• **Task 1**
Do the following statements agree with the deli script below? Answer yes or no for each, quoting the words of the text that decide it.
(a) The interaction takes place on a Thursday afternoon.
(b) The hot chicken case held several hot turkey breasts.
(c) The man tells the woman the hot turkey breast is seasoned.

The Following takes place between 3pm and 3:20pm on a Thursday. It is an interaction between an elderly deli customer and myself. I will present it in the form of a script, the roles being Man (Me) and Woman (The Customer). Enjoy.
Woman: (Yelling across the counter) Excuse me, I have a question!
Man: (Busy finishing up a project for another customer) I’m busy right now. You just stand there and wait for me. We’ll rendezvous shortly.
Woman: (As the man circles around the counter to meet her on the floor) This turkey… (She holds up a previously cooked, refrigerated turkey breast)…This turkey is cold!
Man: I’m sorry?
Woman: (She holds up a bag of salt and pepper chips which she is in the process of devouring. Crumbs litter her lips which are blued from a lack of proper bloodflow) These chips, they’re salt and pepper. (She shrugs and chip crumbs fall to the floor) Um, this turkey is cold.
Man: Well that’s because it came from the refrigerated section over here. (He walks her over to the cooler where she grabbed the turkey breast) You got it from here?
Woman: (She looks at the Man as if she’s seeing a human for the first time) Ah…Yes. Do you have hot ones?
Man: (He walks her over to the hot chicken case, which is over flowing with fresh cooked chickens, but there is only one hot turkey breast remaining) Yes, they’re here. (He grabs one from the case and hands it to the Woman) You got the last one.
Woman: (Looking the turkey over) What’s it seasoned with?
Man: It’s not seasoned.
Woman: So who seasoned it?
Man: No one seasoned it, it’s unseasoned.

• **Records for the exercise**

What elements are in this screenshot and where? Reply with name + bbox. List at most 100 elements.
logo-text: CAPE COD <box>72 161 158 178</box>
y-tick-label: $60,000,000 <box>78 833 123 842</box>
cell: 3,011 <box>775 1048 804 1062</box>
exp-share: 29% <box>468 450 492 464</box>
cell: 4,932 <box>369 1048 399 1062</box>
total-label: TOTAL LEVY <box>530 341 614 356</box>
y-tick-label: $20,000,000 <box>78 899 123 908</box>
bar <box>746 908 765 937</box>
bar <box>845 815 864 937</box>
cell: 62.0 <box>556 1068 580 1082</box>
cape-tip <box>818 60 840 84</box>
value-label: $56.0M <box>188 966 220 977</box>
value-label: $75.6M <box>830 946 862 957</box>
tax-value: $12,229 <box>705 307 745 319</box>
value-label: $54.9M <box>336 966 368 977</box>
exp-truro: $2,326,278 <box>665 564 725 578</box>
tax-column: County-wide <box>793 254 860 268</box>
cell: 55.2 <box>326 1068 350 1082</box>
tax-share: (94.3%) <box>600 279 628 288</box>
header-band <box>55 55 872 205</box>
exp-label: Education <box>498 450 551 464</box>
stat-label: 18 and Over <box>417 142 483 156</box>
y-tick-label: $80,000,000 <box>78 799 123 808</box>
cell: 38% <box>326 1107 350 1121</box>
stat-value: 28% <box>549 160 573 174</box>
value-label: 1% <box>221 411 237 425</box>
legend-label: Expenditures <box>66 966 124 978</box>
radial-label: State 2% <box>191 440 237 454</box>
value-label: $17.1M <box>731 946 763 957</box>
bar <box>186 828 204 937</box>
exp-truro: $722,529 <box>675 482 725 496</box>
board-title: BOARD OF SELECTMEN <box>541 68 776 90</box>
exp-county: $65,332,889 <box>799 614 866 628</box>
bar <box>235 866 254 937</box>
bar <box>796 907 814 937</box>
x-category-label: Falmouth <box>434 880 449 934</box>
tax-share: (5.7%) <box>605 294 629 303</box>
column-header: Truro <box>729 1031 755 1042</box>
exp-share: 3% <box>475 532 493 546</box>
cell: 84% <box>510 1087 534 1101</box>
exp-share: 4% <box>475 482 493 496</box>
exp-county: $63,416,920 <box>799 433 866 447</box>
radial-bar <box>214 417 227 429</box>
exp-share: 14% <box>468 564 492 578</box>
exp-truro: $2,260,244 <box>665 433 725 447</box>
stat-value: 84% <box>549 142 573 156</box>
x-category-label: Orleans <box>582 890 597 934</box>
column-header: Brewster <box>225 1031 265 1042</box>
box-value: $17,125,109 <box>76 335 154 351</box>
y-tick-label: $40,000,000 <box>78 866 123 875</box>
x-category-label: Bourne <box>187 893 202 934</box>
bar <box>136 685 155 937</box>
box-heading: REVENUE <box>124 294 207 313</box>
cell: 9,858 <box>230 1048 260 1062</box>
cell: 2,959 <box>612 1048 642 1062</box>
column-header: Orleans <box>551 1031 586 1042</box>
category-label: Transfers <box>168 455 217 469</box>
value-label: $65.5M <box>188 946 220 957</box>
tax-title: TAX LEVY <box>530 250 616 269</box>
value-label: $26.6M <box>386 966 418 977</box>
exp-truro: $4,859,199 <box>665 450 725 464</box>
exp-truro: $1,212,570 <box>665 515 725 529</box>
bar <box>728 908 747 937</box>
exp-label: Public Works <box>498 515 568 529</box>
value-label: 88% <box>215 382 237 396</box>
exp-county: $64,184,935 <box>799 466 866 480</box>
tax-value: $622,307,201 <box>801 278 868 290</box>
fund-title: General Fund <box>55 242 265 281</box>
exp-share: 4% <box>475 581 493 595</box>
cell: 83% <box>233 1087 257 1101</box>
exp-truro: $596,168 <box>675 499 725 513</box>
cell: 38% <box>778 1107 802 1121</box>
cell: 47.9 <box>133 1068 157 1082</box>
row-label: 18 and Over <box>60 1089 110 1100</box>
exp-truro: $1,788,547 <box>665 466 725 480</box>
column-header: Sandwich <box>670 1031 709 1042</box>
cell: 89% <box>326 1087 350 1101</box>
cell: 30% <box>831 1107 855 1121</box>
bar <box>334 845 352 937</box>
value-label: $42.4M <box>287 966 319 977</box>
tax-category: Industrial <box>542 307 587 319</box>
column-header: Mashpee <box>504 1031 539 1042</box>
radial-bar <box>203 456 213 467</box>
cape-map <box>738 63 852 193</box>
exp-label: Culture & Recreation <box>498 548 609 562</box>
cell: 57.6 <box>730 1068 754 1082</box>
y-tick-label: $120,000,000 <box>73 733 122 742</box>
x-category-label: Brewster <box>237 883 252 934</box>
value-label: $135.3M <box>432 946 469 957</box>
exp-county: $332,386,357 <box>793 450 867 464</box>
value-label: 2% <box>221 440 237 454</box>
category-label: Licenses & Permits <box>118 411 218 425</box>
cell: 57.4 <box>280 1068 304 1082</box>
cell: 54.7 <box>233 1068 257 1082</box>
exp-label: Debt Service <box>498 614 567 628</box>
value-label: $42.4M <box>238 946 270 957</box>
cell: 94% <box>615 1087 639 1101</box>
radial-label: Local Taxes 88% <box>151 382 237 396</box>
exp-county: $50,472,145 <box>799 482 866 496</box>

• **Task 2**
Quote the records from their first line through the line containing "tax-column: County-wide <box>793", inclusive.

• **Task output 1**
(a) Yes: "The Following takes place between 3pm and 3:20pm on a Thursday."
(b) No: "there is only one hot turkey breast remaining"
(c) No: "It’s not seasoned."

• **Task output 2**
What elements are in this screenshot and where? Reply with name + bbox. List at most 100 elements.
logo-text: CAPE COD <box>72 161 158 178</box>
y-tick-label: $60,000,000 <box>78 833 123 842</box>
cell: 3,011 <box>775 1048 804 1062</box>
exp-share: 29% <box>468 450 492 464</box>
cell: 4,932 <box>369 1048 399 1062</box>
total-label: TOTAL LEVY <box>530 341 614 356</box>
y-tick-label: $20,000,000 <box>78 899 123 908</box>
bar <box>746 908 765 937</box>
bar <box>845 815 864 937</box>
cell: 62.0 <box>556 1068 580 1082</box>
cape-tip <box>818 60 840 84</box>
value-label: $56.0M <box>188 966 220 977</box>
value-label: $75.6M <box>830 946 862 957</box>
tax-value: $12,229 <box>705 307 745 319</box>
value-label: $54.9M <box>336 966 368 977</box>
exp-truro: $2,326,278 <box>665 564 725 578</box>
tax-column: County-wide <box>793 254 860 268</box>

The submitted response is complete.